++++ Exercise materials ++++
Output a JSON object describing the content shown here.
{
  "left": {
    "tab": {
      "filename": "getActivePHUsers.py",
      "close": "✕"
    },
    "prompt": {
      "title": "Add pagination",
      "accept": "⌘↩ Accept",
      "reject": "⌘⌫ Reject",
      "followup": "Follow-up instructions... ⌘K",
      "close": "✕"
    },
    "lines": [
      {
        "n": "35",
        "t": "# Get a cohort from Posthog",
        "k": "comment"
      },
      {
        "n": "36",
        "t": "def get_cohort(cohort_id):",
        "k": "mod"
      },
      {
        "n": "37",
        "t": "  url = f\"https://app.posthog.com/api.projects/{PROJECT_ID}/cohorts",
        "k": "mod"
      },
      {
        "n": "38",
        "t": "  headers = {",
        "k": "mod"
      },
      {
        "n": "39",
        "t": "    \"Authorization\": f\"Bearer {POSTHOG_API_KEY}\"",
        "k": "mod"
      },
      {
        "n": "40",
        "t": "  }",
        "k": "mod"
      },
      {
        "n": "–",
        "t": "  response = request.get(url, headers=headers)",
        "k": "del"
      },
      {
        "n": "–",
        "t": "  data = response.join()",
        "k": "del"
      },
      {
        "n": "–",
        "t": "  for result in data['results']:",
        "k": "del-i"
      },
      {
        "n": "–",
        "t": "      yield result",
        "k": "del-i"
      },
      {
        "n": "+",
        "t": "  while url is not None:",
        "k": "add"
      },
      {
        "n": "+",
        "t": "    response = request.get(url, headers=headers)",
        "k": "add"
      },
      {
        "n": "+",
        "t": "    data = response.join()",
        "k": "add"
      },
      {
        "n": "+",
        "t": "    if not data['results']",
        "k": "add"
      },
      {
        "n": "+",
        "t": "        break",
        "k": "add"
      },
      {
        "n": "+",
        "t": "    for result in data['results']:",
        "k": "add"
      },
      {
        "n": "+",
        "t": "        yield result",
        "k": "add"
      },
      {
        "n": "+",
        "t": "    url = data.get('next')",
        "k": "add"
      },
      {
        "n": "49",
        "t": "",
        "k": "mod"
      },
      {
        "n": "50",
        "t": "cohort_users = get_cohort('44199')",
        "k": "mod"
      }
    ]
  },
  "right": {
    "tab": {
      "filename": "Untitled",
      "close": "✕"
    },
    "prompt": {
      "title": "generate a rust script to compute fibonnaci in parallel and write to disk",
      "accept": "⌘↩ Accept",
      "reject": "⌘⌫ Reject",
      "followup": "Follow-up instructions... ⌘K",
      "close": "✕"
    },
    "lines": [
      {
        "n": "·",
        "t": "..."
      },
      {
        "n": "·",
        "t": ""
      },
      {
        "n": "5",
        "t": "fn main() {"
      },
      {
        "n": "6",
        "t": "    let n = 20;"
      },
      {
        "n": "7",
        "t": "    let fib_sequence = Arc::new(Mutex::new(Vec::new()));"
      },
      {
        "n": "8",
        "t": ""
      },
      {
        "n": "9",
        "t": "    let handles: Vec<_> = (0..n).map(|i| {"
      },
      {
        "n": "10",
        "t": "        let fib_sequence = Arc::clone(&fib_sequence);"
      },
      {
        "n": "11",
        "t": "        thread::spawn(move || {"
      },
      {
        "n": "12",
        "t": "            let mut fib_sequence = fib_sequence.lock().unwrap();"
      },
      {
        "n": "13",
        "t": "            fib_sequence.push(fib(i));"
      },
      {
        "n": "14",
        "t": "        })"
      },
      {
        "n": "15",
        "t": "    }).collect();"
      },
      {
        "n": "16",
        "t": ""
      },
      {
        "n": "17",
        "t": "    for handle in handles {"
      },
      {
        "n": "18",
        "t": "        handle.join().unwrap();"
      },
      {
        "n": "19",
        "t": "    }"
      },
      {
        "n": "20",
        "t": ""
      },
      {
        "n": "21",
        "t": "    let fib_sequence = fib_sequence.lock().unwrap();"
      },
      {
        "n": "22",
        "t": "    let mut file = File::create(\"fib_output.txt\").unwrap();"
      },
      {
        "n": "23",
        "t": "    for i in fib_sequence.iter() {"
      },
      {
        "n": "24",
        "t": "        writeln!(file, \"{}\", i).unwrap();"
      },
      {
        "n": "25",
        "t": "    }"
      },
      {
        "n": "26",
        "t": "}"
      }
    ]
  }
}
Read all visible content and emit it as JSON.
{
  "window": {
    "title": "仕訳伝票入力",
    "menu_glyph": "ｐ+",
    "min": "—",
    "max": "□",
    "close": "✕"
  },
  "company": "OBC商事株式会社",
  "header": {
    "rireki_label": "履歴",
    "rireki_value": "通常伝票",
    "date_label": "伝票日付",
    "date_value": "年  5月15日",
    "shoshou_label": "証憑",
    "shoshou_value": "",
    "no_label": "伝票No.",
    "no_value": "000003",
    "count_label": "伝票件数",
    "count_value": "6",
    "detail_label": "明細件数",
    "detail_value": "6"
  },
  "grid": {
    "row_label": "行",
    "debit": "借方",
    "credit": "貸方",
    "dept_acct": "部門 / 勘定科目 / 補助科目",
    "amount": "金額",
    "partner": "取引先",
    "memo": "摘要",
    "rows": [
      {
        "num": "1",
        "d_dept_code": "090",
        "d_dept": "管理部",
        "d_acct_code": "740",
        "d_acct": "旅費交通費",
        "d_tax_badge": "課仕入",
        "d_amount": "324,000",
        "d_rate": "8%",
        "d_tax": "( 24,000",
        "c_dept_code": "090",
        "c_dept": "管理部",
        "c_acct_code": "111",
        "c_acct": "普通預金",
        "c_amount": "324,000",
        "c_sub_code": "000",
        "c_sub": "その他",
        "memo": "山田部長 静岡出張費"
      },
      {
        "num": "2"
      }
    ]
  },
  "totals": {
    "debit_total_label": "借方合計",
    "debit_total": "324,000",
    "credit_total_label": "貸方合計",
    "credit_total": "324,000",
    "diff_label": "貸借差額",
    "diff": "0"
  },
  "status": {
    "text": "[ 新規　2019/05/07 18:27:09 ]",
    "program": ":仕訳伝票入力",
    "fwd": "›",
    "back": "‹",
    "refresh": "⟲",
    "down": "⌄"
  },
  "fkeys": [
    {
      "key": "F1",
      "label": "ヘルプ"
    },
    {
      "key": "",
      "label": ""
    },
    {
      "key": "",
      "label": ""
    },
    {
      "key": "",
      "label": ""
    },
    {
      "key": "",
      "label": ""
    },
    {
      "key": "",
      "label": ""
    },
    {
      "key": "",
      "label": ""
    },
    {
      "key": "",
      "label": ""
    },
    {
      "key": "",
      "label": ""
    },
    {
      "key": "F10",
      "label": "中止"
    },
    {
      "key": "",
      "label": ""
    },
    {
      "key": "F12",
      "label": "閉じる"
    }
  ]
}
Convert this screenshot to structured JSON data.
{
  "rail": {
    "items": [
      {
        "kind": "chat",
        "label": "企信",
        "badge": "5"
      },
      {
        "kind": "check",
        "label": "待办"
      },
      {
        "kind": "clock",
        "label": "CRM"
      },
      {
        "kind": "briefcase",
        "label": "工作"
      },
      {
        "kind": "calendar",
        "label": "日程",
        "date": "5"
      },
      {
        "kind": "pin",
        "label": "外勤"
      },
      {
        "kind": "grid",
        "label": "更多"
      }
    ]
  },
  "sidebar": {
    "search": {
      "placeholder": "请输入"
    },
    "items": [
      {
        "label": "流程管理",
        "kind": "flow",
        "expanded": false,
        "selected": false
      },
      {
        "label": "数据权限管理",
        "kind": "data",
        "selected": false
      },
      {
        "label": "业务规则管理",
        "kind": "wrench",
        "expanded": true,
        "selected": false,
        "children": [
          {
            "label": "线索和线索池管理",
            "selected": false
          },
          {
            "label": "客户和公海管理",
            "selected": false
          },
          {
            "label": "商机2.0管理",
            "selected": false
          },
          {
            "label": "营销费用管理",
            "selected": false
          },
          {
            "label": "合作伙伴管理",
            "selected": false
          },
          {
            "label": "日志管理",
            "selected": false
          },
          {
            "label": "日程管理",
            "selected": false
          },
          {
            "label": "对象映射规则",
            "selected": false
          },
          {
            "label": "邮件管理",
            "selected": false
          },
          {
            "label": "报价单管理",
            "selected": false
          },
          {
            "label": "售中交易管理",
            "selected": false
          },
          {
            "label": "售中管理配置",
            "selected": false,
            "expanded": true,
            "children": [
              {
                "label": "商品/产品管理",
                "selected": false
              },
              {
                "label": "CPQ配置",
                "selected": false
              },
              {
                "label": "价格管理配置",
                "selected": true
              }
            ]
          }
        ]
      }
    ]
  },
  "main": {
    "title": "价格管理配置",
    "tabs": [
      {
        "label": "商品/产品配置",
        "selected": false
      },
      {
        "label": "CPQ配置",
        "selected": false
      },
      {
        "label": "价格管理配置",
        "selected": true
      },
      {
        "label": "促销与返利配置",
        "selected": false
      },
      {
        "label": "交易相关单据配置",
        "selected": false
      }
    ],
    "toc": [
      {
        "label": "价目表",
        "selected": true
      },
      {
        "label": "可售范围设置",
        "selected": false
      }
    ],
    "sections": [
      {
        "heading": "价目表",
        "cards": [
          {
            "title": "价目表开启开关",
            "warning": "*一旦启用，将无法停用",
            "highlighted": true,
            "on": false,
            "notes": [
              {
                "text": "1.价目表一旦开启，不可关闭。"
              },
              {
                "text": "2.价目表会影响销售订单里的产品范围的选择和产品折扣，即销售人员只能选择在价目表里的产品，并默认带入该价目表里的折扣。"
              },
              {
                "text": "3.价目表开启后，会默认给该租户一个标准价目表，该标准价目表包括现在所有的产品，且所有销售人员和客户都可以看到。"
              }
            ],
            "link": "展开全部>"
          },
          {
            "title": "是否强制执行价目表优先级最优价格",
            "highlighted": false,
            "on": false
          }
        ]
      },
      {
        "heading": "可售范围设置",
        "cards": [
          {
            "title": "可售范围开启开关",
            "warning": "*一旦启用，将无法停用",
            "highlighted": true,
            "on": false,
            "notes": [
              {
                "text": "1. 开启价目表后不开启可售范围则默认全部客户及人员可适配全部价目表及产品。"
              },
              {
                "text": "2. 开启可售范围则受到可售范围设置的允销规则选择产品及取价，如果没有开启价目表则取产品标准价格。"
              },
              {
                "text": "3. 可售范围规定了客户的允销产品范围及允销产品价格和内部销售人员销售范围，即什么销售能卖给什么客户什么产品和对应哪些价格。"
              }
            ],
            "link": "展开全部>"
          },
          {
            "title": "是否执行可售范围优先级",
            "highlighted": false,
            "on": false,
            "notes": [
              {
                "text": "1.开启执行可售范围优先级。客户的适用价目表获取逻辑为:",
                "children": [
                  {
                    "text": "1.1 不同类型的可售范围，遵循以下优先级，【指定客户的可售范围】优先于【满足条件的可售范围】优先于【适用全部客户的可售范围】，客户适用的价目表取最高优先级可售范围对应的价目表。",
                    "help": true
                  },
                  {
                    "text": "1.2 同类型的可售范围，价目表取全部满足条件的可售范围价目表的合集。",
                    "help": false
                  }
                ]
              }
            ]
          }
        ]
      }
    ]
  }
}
++++
* What you need to do
Count how many lines hold the string "JSON" and give that number alone.

* Final result
3